Task to complete
Scan the data for "Save" and copy the lines it appears in.

════

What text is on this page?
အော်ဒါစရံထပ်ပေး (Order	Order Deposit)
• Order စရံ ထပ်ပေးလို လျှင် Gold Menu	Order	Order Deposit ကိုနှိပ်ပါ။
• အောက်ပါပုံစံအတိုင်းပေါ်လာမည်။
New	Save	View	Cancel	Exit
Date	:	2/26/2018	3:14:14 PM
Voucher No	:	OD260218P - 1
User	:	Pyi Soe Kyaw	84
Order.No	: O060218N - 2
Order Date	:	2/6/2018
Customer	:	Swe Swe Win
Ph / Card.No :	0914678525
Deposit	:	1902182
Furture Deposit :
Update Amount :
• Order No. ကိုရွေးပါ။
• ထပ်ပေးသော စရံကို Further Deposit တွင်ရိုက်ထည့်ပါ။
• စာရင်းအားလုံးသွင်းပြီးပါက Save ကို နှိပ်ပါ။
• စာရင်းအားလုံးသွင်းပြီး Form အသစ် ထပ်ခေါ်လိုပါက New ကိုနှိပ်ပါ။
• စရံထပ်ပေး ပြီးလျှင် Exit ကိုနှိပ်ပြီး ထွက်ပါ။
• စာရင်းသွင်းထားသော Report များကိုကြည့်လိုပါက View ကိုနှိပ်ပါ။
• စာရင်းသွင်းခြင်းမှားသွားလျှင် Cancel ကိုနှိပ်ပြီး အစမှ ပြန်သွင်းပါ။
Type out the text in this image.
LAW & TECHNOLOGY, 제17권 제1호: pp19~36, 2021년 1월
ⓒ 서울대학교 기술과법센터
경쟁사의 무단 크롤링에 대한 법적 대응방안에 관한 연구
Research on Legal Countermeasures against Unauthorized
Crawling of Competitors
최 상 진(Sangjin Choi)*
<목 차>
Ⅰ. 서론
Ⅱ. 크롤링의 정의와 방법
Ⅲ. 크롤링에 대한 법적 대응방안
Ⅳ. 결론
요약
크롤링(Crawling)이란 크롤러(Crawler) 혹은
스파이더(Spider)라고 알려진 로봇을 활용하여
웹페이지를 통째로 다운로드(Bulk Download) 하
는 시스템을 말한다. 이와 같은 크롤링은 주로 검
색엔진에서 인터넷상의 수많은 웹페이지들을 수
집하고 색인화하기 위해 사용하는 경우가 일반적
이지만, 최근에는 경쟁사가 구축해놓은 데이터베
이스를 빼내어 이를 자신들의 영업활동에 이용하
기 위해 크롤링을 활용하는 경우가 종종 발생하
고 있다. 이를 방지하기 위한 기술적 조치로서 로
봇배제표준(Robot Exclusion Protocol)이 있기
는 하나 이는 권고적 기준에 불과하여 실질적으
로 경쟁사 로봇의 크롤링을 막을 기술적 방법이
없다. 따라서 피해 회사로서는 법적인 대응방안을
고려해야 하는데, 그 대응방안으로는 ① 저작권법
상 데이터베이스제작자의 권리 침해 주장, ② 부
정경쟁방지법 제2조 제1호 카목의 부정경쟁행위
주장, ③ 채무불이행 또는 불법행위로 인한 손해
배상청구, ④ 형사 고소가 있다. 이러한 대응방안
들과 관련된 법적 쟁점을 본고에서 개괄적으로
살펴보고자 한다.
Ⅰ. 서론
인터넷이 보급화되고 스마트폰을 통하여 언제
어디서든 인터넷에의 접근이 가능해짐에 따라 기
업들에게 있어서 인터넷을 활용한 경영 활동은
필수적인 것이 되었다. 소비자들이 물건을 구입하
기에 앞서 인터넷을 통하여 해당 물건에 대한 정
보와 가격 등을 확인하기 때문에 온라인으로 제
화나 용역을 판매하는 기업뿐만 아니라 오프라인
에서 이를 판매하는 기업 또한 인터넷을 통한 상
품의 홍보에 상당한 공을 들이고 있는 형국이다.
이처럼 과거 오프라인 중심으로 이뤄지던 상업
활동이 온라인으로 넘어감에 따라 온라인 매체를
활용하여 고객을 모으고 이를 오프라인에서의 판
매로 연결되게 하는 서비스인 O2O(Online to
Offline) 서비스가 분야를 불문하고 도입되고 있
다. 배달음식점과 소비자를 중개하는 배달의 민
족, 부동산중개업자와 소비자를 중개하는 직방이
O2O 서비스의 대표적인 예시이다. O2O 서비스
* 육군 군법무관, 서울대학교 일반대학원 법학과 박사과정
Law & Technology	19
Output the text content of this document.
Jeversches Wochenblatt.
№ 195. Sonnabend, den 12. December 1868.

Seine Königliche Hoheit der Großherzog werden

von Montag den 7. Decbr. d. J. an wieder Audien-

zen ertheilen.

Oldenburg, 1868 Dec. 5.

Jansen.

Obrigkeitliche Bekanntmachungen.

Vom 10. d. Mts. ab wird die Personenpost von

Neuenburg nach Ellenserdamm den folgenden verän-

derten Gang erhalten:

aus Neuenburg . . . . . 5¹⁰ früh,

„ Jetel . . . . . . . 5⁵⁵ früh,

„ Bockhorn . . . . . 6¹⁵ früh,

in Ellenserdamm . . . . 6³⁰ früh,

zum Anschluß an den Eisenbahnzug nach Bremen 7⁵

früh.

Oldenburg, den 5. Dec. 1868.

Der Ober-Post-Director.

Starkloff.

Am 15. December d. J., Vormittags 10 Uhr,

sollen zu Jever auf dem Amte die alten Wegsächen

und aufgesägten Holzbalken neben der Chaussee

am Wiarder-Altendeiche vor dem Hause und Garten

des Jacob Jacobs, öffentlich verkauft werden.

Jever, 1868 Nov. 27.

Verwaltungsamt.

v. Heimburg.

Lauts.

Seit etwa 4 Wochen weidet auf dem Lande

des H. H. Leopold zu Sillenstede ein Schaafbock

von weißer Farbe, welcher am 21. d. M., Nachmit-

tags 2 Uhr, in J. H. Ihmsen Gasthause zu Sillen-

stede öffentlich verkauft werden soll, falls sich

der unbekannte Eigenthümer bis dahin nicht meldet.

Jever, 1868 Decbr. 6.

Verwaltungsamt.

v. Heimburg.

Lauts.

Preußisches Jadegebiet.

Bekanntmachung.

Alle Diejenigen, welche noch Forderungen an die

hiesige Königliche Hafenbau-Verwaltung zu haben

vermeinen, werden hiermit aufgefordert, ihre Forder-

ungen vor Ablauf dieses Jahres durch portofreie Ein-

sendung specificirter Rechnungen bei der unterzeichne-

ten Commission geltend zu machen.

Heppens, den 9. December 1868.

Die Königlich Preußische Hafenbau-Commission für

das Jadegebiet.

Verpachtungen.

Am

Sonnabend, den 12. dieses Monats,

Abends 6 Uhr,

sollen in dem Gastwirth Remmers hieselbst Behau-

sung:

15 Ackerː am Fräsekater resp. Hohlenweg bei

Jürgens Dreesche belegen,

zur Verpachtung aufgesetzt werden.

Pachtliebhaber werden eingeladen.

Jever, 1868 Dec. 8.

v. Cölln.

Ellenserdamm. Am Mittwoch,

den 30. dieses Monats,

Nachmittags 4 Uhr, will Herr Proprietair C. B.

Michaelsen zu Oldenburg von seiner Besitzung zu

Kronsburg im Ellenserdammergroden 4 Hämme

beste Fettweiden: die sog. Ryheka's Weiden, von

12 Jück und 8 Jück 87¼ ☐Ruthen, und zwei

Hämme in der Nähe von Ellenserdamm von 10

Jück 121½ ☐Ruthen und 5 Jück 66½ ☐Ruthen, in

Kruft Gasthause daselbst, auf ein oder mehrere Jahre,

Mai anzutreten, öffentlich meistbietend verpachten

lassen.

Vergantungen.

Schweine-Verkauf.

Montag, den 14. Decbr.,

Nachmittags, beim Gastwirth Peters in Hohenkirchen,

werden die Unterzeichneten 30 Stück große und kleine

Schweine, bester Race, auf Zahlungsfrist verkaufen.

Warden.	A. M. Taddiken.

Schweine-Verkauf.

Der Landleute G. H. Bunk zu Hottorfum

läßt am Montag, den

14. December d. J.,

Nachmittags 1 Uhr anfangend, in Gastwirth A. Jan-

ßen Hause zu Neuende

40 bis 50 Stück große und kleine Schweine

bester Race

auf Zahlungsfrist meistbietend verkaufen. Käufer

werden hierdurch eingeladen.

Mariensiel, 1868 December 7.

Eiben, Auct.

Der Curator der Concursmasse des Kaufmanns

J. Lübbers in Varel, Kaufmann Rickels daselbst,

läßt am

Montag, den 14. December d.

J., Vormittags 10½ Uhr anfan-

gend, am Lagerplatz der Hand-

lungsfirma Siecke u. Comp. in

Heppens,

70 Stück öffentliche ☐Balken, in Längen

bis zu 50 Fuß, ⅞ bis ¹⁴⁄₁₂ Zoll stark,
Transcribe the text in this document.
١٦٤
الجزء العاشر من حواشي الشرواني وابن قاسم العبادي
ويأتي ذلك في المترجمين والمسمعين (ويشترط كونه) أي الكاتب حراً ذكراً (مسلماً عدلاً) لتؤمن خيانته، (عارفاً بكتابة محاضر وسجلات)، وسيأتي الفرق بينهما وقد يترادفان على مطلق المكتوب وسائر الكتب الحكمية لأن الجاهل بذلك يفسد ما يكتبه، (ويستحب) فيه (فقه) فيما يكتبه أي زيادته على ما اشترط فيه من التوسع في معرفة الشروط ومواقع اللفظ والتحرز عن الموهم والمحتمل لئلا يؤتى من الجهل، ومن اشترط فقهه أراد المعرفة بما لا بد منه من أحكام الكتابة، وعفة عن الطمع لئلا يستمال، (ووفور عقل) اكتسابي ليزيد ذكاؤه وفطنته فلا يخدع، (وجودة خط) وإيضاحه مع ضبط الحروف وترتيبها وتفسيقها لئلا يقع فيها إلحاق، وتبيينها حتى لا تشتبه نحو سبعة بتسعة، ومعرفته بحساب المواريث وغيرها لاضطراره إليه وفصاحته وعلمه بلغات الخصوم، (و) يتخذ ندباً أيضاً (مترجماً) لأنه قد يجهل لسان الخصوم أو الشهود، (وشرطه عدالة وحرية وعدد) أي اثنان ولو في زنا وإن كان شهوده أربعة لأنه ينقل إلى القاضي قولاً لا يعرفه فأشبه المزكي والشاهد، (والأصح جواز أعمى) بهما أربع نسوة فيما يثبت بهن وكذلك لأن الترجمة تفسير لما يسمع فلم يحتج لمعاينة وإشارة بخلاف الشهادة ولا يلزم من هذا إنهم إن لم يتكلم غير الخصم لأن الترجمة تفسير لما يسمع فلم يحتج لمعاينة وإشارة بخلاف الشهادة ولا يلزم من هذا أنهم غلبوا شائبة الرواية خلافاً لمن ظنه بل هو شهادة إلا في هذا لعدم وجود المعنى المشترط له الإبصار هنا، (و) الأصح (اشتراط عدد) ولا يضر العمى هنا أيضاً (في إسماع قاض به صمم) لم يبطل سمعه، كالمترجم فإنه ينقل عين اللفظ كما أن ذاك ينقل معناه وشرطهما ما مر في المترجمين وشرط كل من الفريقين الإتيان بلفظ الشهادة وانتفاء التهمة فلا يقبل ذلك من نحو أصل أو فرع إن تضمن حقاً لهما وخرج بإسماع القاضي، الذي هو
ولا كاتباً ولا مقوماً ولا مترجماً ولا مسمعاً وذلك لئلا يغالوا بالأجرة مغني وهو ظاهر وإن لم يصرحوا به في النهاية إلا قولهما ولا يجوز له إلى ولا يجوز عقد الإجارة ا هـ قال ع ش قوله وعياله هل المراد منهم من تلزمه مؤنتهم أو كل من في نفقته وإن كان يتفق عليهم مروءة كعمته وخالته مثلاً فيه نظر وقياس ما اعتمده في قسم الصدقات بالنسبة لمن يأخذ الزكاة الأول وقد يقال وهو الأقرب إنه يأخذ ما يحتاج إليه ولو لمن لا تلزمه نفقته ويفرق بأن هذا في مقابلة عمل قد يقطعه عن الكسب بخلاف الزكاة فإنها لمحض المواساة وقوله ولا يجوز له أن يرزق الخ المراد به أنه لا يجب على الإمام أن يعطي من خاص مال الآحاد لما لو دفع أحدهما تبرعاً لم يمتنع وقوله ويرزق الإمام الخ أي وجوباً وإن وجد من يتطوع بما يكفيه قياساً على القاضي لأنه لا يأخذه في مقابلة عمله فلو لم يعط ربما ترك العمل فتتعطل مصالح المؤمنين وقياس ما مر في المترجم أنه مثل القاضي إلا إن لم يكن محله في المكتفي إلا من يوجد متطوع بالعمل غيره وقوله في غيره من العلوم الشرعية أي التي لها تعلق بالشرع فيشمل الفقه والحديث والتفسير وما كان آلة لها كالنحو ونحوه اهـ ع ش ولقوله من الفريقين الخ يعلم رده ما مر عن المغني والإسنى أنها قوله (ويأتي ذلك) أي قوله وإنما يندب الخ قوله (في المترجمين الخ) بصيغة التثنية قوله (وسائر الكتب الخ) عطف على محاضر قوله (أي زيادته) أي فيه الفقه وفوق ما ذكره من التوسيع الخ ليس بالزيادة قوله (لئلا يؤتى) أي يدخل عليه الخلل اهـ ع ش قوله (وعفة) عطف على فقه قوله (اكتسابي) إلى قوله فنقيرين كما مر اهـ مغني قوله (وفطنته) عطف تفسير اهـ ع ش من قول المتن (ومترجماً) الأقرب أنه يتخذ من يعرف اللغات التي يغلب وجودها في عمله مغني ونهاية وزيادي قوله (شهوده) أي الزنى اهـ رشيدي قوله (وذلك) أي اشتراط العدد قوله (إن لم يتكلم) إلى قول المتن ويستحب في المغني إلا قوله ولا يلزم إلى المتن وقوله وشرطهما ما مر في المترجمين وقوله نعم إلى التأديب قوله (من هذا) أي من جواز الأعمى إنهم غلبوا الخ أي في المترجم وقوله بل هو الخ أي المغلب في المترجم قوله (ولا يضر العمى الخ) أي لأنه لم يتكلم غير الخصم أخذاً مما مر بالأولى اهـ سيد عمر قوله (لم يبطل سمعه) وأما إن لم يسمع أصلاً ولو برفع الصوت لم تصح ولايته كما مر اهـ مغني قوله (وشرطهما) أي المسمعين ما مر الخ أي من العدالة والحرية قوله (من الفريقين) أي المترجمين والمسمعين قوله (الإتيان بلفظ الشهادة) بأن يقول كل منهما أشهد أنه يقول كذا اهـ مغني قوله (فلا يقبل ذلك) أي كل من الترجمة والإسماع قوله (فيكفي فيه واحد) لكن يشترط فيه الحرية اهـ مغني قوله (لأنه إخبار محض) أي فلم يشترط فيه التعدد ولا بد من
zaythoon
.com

════

Result for this exercise
New	Save	View	Cancel	Exit
• စာရင်းအားလုံးသွင်းပြီးပါက Save ကို နှိပ်ပါ။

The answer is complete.